## TASK TO CARRY OUT
Find how many lines contain "abril" and state only that number.

(Collection entries)
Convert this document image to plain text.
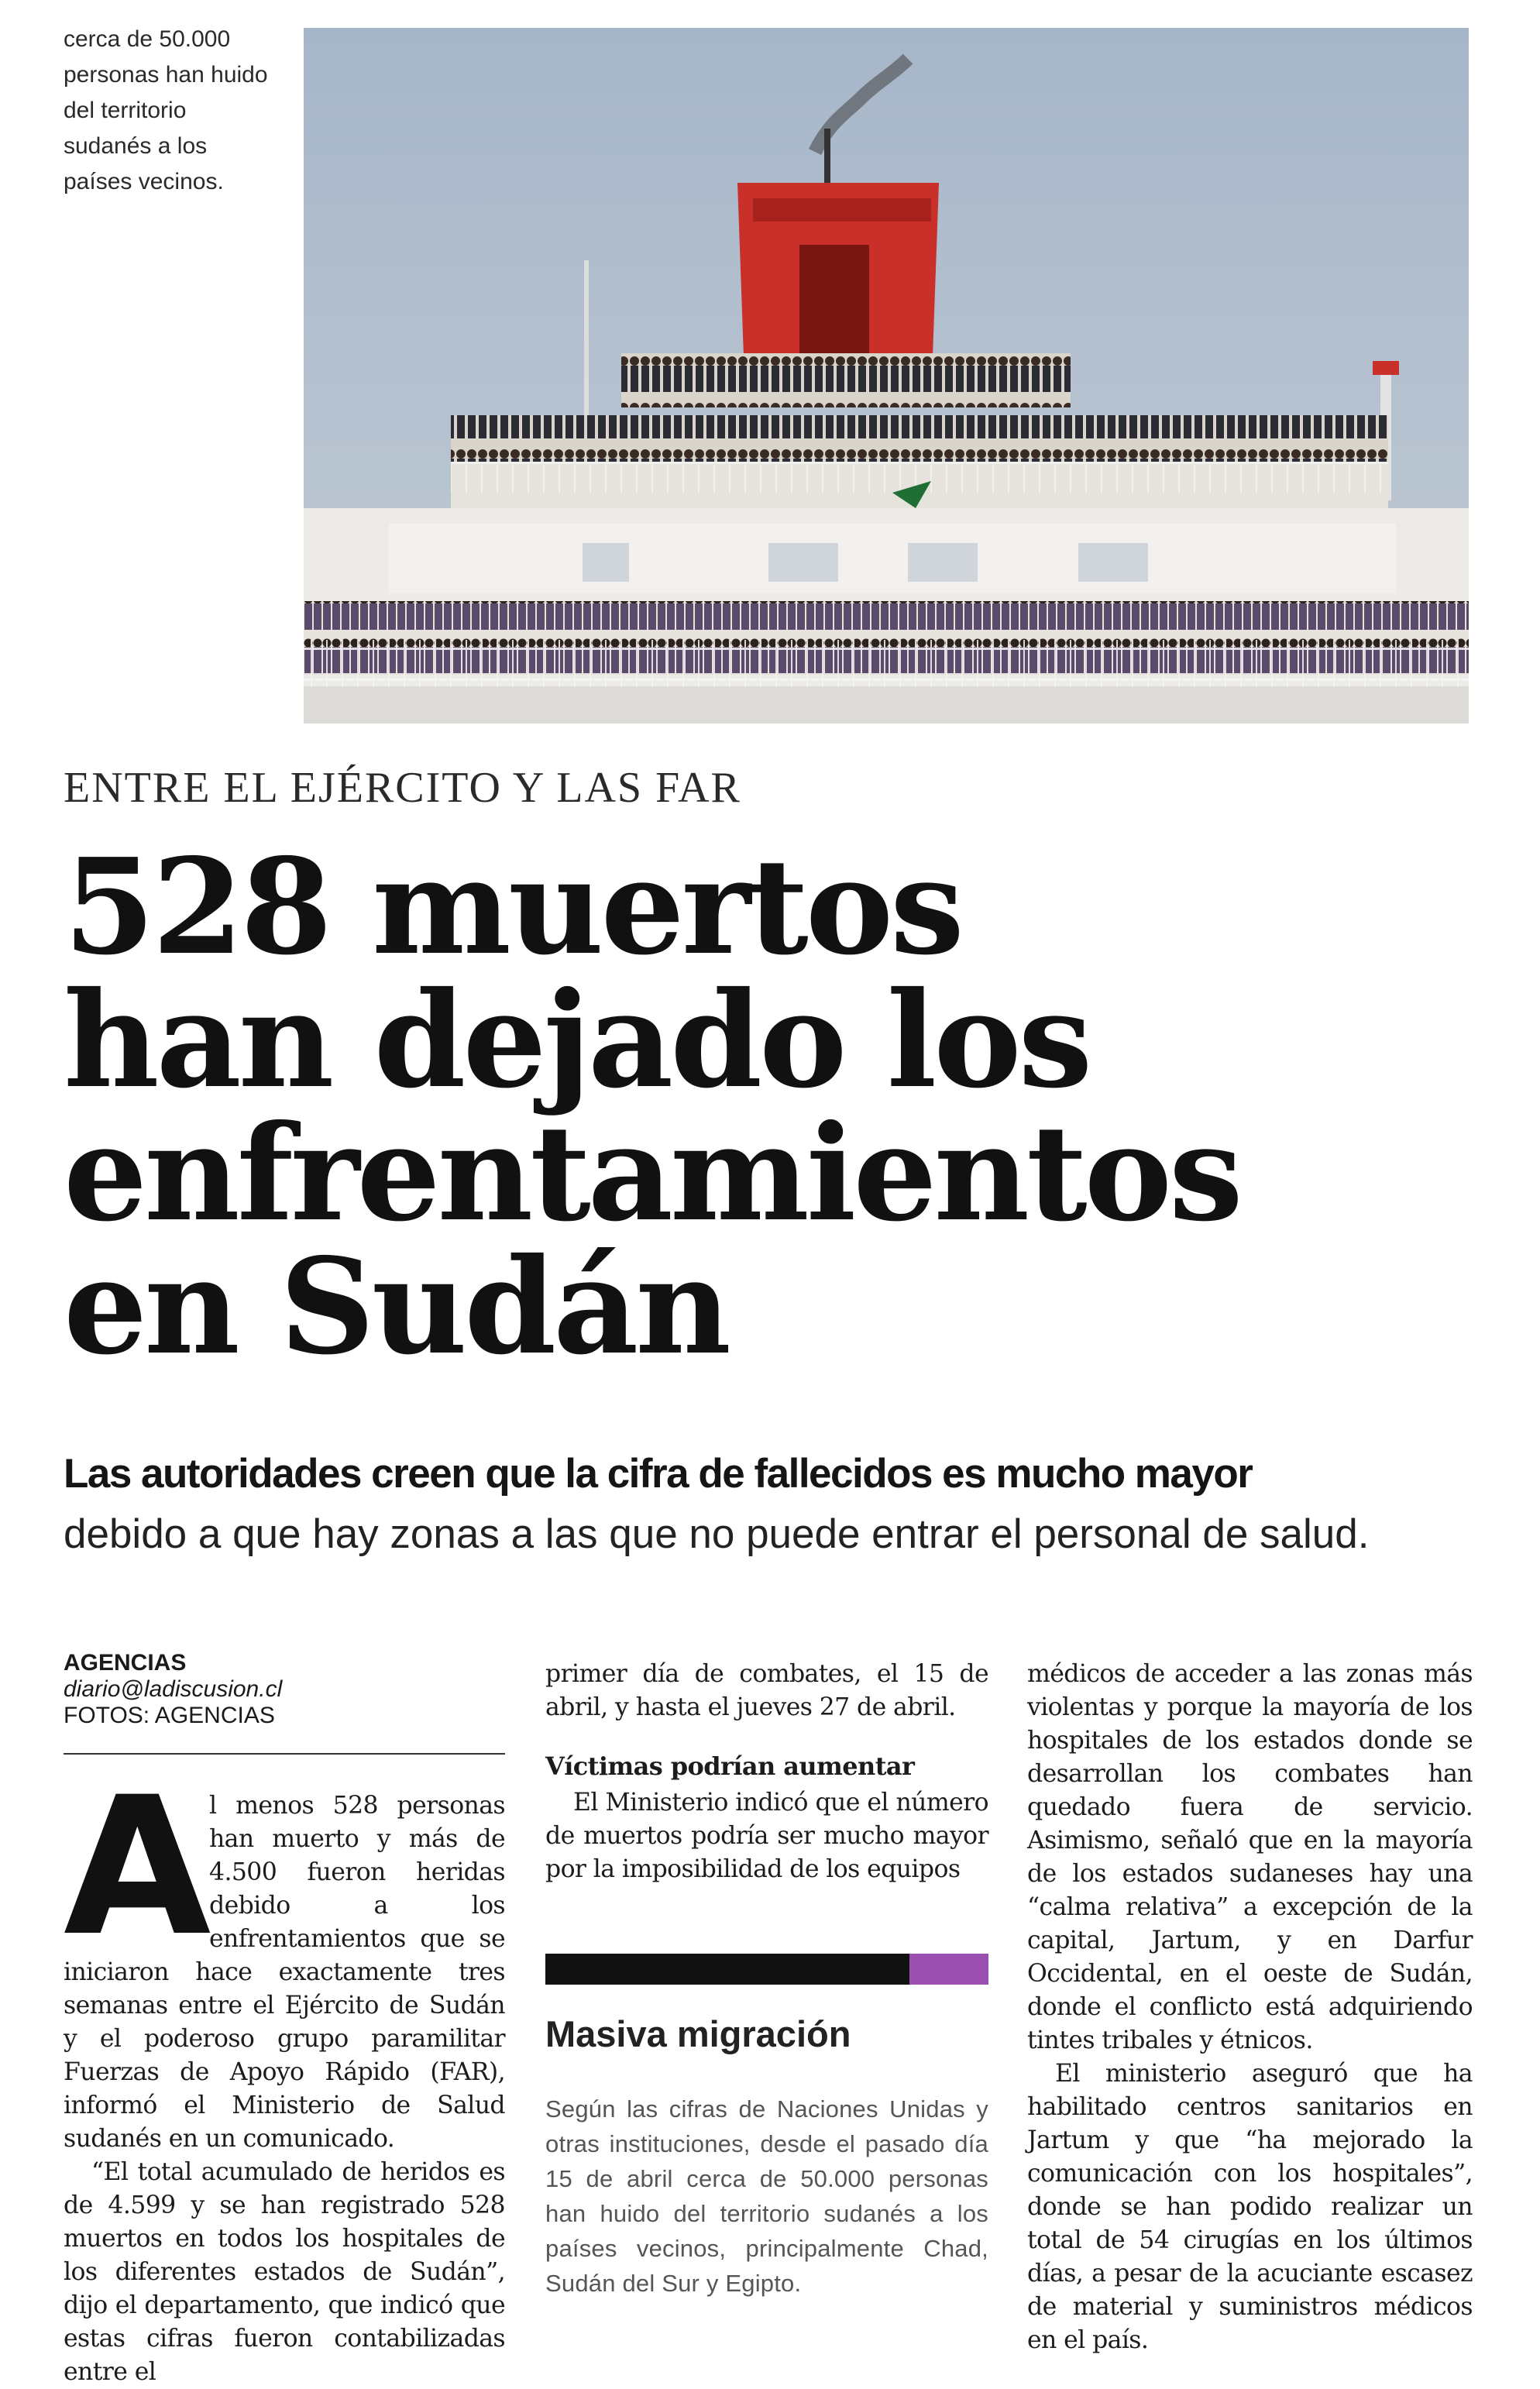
cerca de 50.000 personas han huido del territorio sudanés a los países vecinos.
ENTRE EL EJÉRCITO Y LAS FAR
528 muertos
han dejado los
enfrentamientos
en Sudán
Las autoridades creen que la cifra de fallecidos es mucho mayor
debido a que hay zonas a las que no puede entrar el personal de salud.
AGENCIAS
diario@ladiscusion.cl
FOTOS: AGENCIAS
A

l menos 528 personas han muerto y más de 4.500 fueron heridas debido a los enfrentamientos que se iniciaron hace exactamente tres semanas entre el Ejército de Sudán y el poderoso grupo paramilitar Fuerzas de Apoyo Rápido (FAR), informó el Ministerio de Salud sudanés en un comunicado.

“El total acumulado de heridos es de 4.599 y se han registrado 528 muertos en todos los hospitales de los diferentes estados de Sudán”, dijo el departamento, que indicó que estas cifras fueron contabilizadas entre el

primer día de combates, el 15 de abril, y hasta el jueves 27 de abril.

Víctimas podrían aumentar

El Ministerio indicó que el número de muertos podría ser mucho mayor por la imposibilidad de los equipos

Masiva migración
Según las cifras de Naciones Unidas y otras instituciones, desde el pasado día 15 de abril cerca de 50.000 personas han huido del territorio sudanés a los países vecinos, principalmente Chad, Sudán del Sur y Egipto.

médicos de acceder a las zonas más violentas y porque la mayoría de los hospitales de los estados donde se desarrollan los combates han quedado fuera de servicio. Asimismo, señaló que en la mayoría de los estados sudaneses hay una “calma relativa” a excepción de la capital, Jartum, y en Darfur Occidental, en el oeste de Sudán, donde el conflicto está adquiriendo tintes tribales y étnicos.

El ministerio aseguró que ha habilitado centros sanitarios en Jartum y que “ha mejorado la comunicación con los hospitales”, donde se han podido realizar un total de 54 cirugías en los últimos días, a pesar de la acuciante escasez de material y suministros médicos en el país.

## WRITTEN REPLY
2